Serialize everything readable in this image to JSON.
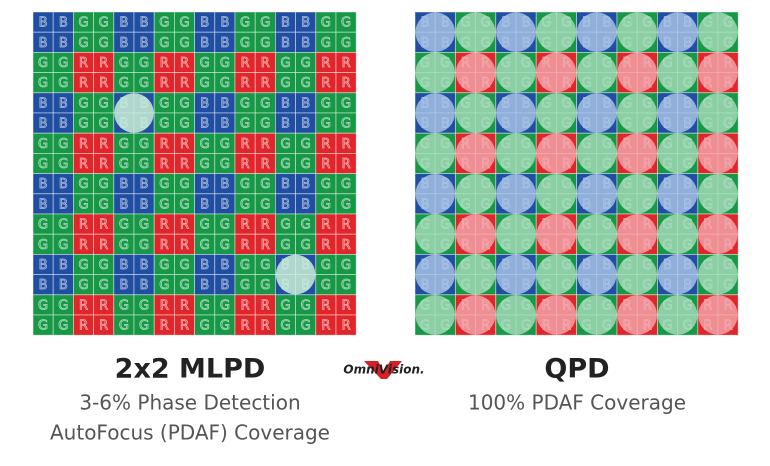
{
  "left_panel": {
    "title": "2x2 MLPD",
    "caption_lines": [
      "3-6% Phase Detection",
      "AutoFocus (PDAF) Coverage"
    ],
    "pattern": [
      [
        "B",
        "G"
      ],
      [
        "G",
        "R"
      ]
    ]
  },
  "right_panel": {
    "title": "QPD",
    "caption_lines": [
      "100% PDAF Coverage"
    ],
    "pattern": [
      [
        "B",
        "G"
      ],
      [
        "G",
        "R"
      ]
    ]
  },
  "logo": "OmniVision."
}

* * * *

# Set task
Repeat each record exactly as shown above, dropping all images.

# Result for this exercise
Serialize everything readable in this image to JSON.
{
  "left_panel": {
    "title": "2x2 MLPD",
    "caption_lines": [
      "3-6% Phase Detection",
      "AutoFocus (PDAF) Coverage"
    ],
    "pattern": [
      [
        "B",
        "G"
      ],
      [
        "G",
        "R"
      ]
    ]
  },
  "right_panel": {
    "title": "QPD",
    "caption_lines": [
      "100% PDAF Coverage"
    ],
    "pattern": [
      [
        "B",
        "G"
      ],
      [
        "G",
        "R"
      ]
    ]
  },
  "logo": "OmniVision."
}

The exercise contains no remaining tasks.